WHAT IS EXPECTED: Pull every line containing "score" from the entries.

RECORD SET:
** Start **

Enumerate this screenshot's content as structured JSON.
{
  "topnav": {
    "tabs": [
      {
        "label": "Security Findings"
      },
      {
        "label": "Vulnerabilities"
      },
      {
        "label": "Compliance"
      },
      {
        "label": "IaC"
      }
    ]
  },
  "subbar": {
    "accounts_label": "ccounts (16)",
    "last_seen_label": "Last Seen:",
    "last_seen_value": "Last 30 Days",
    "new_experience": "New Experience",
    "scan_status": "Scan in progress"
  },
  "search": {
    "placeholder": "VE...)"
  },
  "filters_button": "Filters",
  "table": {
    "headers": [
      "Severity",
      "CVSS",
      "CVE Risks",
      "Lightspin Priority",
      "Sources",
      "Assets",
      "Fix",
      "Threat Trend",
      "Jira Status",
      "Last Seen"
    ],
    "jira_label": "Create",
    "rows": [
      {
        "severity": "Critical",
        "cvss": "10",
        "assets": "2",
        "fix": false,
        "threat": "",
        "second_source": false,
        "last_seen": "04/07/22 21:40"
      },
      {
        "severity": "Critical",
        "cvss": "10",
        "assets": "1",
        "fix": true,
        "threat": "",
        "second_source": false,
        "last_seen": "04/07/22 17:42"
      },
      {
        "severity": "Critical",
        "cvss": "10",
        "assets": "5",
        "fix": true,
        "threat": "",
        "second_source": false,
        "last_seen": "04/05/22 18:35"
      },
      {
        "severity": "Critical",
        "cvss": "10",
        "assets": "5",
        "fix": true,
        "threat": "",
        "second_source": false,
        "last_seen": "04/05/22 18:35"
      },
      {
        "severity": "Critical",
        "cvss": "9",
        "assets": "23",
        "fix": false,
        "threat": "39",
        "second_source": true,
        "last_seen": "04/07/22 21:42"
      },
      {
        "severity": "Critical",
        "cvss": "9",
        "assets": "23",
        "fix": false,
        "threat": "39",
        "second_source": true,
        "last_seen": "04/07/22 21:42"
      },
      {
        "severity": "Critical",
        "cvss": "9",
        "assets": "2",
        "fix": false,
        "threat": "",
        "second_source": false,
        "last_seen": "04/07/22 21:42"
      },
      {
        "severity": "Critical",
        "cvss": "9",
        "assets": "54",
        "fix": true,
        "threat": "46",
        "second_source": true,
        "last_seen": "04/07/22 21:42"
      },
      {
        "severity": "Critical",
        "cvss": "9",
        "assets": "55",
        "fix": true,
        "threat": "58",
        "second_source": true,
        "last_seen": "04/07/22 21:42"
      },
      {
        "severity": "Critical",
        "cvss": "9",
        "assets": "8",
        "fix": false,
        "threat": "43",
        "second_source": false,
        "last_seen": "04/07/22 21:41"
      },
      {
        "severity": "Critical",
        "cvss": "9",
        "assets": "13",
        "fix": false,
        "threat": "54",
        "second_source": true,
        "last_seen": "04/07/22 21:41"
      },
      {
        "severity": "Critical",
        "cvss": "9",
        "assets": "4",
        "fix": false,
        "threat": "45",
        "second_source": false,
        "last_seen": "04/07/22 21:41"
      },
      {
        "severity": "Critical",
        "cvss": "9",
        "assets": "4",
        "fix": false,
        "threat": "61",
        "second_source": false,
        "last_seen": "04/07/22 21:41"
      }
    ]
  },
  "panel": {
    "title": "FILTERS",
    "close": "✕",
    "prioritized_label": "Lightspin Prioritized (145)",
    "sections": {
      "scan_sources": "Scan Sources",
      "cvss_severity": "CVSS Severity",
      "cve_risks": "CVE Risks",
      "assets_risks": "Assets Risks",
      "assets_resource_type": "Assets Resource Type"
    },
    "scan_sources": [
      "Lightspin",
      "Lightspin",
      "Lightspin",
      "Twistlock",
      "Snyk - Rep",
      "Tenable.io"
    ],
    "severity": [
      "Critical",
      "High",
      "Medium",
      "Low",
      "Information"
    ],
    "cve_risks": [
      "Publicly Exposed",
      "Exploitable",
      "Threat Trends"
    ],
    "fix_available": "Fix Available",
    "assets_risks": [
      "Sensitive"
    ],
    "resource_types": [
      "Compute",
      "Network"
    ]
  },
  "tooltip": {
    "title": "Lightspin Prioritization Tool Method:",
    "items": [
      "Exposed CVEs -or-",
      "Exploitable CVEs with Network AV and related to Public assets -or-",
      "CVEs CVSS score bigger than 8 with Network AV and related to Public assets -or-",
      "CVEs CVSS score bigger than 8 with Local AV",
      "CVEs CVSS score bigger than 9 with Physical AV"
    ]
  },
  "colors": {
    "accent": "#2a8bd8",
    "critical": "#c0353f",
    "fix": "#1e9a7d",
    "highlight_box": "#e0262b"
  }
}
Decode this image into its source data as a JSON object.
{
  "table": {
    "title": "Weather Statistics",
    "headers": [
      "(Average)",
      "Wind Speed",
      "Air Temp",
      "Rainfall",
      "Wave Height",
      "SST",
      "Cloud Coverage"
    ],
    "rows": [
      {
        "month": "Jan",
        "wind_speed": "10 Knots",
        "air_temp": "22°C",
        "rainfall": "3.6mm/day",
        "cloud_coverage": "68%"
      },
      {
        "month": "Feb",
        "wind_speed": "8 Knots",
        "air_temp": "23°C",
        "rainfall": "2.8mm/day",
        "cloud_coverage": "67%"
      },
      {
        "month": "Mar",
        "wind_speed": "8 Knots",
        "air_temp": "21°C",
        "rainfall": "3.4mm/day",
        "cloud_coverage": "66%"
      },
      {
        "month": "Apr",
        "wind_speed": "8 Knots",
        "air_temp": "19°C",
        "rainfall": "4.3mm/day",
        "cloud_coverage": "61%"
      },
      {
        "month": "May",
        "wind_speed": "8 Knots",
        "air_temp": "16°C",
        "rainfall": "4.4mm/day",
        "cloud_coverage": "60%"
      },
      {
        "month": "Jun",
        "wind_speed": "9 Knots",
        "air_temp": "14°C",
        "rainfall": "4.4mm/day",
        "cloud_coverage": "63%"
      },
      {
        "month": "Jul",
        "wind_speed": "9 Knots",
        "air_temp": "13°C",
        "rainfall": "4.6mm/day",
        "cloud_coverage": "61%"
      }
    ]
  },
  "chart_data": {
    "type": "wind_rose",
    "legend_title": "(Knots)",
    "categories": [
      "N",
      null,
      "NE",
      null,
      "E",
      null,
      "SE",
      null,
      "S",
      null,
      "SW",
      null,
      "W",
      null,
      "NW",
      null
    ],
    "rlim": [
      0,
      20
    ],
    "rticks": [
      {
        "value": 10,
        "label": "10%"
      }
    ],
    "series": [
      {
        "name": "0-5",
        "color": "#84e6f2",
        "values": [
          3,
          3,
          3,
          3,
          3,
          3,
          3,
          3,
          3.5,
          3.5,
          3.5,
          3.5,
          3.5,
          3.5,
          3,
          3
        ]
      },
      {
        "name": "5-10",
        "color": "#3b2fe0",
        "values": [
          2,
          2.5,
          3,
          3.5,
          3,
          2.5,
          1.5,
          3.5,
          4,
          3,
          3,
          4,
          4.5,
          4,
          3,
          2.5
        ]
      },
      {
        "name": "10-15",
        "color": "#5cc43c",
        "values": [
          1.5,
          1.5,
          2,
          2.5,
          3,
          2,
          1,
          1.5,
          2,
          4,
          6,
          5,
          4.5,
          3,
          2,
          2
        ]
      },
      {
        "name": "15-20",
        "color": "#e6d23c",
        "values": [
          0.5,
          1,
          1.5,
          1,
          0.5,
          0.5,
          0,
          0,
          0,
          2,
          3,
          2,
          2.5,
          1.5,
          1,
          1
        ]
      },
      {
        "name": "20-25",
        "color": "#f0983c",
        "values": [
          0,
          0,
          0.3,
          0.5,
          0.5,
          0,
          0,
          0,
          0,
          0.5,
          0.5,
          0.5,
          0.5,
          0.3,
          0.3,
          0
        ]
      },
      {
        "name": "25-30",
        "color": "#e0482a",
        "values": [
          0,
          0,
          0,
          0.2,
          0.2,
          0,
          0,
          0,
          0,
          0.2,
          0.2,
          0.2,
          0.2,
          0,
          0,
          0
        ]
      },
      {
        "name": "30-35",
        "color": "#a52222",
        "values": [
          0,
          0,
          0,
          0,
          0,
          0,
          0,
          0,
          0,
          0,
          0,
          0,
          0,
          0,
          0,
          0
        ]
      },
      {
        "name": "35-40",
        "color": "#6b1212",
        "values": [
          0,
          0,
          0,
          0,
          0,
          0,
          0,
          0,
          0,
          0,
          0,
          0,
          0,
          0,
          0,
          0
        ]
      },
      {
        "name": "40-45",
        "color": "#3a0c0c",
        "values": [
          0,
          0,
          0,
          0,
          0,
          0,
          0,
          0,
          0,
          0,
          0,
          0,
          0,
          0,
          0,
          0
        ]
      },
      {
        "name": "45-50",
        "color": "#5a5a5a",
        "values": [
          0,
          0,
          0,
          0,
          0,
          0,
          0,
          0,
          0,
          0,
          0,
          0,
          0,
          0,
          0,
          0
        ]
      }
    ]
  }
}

** End **

THE OUTPUT:
      "CVEs CVSS score bigger than 8 with Network AV and related to Public assets -or-",
      "CVEs CVSS score bigger than 8 with Local AV",
      "CVEs CVSS score bigger than 9 with Physical AV"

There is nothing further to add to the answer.